- _Provided records_

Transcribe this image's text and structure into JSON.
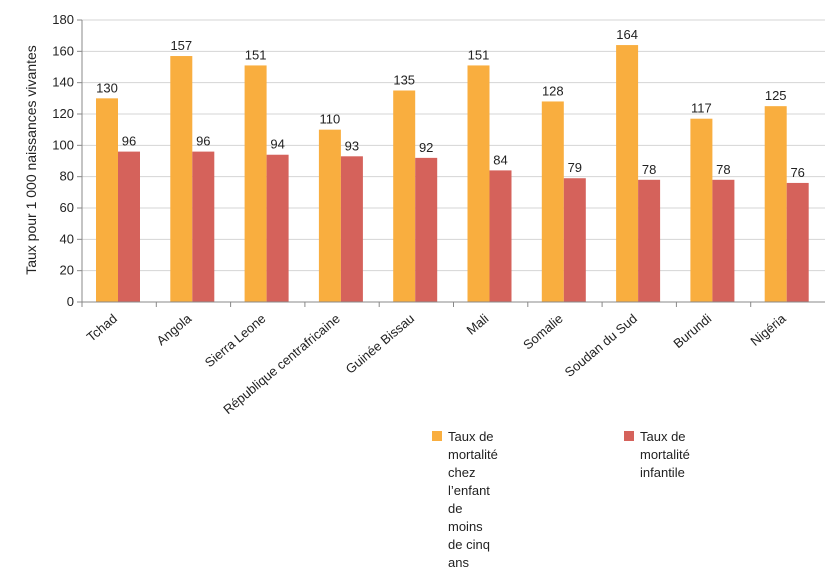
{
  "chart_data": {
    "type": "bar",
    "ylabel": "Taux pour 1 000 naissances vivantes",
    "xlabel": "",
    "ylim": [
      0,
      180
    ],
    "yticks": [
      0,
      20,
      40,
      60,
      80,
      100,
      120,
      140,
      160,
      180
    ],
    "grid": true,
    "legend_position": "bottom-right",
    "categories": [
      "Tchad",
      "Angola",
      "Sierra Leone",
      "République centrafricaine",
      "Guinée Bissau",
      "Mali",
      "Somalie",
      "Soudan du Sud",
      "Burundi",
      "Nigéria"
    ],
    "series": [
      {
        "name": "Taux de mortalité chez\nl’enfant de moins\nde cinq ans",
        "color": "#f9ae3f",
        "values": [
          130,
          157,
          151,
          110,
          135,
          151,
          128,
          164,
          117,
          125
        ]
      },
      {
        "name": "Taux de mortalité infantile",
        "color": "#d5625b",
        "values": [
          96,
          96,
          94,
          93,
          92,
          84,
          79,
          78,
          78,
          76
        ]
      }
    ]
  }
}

- _Task objective_
Pull out each line of the entries that contains "Taux".

- _Written solution_
    "ylabel": "Taux pour 1 000 naissances vivantes",
        "name": "Taux de mortalité chez\nl’enfant de moins\nde cinq ans",
        "name": "Taux de mortalité infantile",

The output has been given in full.